→ Information given
§ §

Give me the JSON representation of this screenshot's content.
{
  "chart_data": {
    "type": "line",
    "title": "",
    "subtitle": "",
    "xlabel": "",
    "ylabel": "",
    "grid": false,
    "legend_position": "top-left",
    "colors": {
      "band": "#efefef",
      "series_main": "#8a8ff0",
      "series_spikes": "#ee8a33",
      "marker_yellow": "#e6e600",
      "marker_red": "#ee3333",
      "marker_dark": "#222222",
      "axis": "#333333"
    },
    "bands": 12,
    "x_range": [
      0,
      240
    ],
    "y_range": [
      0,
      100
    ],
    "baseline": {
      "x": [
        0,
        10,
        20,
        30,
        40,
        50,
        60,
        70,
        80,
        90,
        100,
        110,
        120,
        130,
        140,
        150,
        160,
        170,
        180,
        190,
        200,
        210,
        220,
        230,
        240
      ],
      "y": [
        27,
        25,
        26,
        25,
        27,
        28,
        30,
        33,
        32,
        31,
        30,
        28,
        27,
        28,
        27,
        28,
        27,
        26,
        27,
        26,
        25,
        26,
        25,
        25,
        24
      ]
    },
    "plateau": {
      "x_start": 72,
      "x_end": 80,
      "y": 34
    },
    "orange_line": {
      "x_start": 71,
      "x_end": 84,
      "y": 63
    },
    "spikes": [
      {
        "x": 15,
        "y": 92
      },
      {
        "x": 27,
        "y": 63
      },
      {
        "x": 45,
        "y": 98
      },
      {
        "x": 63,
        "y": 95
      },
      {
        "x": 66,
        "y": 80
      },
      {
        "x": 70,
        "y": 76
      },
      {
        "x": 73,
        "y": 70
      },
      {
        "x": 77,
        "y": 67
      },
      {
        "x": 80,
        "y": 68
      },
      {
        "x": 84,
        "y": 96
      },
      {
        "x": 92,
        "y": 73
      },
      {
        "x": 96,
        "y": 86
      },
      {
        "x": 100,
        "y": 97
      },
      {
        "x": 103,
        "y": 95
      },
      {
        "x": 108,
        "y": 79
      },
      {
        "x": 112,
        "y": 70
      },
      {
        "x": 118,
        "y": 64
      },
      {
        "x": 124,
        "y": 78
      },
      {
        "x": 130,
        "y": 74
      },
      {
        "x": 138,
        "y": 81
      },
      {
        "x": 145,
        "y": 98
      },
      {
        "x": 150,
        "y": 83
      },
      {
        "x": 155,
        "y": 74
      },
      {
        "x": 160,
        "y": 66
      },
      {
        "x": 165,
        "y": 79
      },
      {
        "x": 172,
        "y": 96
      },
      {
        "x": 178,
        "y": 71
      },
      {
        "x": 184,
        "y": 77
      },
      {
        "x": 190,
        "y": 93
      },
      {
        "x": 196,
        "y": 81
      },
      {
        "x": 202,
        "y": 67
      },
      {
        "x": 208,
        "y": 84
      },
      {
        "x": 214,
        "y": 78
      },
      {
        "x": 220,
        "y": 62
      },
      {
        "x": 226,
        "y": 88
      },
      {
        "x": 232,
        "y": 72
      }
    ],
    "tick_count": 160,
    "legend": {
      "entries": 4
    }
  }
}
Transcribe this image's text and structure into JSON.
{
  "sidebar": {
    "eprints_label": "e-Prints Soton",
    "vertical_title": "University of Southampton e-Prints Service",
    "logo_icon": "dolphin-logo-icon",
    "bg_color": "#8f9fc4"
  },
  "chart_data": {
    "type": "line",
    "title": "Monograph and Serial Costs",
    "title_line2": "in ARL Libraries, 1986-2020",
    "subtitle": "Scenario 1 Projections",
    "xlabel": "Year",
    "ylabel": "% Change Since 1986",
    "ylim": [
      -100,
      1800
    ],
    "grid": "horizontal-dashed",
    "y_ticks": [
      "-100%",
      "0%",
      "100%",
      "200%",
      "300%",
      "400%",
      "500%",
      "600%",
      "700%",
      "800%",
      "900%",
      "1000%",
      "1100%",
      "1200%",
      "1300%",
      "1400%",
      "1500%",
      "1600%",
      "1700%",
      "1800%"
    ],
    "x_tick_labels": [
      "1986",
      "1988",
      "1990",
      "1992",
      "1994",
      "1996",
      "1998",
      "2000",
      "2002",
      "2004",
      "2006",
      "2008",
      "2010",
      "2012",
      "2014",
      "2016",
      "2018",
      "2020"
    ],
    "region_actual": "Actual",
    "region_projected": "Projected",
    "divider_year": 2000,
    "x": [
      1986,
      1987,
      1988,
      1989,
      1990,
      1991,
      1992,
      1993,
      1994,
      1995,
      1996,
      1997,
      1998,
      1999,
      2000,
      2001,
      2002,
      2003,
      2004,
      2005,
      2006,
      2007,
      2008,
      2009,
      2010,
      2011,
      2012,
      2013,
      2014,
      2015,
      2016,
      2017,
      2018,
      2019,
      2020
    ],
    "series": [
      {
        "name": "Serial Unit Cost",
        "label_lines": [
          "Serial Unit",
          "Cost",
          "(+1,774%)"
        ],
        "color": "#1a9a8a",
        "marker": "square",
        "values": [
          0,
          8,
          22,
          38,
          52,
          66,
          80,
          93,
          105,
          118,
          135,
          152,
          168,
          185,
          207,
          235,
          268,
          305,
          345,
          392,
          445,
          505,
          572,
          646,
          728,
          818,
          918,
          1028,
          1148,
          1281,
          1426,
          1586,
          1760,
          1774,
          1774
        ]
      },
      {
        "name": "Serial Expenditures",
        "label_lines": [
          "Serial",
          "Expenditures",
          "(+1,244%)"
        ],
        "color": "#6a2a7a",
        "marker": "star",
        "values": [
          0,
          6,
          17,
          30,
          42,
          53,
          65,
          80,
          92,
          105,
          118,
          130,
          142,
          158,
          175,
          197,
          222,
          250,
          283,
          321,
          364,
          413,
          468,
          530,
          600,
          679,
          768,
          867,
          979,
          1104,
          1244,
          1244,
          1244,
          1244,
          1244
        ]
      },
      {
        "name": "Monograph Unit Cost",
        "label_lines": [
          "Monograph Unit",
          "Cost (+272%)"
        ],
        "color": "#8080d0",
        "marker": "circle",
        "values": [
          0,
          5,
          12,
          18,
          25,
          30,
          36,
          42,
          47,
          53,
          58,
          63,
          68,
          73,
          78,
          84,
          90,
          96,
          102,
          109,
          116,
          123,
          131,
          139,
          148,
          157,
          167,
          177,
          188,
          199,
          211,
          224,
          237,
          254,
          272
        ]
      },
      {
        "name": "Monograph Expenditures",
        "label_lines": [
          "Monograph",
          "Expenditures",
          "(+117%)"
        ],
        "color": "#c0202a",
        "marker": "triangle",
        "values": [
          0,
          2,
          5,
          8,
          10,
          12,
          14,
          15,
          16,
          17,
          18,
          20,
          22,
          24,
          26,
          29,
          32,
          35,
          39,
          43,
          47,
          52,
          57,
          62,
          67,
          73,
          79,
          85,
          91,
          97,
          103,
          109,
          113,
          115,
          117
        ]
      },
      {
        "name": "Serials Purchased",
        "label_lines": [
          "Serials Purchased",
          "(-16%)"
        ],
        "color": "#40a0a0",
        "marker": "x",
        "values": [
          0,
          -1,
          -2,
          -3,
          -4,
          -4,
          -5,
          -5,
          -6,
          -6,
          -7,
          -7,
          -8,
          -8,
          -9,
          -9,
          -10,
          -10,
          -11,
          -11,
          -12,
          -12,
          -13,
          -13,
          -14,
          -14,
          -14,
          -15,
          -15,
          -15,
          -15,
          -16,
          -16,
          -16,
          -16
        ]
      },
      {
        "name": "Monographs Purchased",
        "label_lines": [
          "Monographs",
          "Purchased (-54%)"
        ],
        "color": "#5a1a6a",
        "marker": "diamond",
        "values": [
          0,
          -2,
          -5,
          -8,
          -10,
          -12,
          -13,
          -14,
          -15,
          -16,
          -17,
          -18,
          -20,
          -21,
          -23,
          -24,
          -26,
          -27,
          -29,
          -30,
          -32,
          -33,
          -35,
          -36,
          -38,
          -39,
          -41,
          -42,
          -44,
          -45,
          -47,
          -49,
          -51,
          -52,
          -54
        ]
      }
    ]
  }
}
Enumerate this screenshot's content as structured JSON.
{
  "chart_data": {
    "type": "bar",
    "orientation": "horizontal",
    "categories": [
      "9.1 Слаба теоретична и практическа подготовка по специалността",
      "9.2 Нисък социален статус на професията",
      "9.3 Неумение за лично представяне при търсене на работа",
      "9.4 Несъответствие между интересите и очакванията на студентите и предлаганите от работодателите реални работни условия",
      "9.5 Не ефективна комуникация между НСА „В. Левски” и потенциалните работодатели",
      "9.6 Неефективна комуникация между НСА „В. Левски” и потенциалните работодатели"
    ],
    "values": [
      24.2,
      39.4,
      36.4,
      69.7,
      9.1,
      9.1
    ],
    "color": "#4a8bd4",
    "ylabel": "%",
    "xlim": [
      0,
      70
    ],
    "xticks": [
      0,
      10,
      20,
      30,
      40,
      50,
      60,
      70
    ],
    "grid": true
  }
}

§ §

→ Your task
Review the preceding data and report every line that includes the string "Expenditures".

→ Written answer
        "name": "Serial Expenditures",
          "Expenditures",
        "name": "Monograph Expenditures",
          "Expenditures",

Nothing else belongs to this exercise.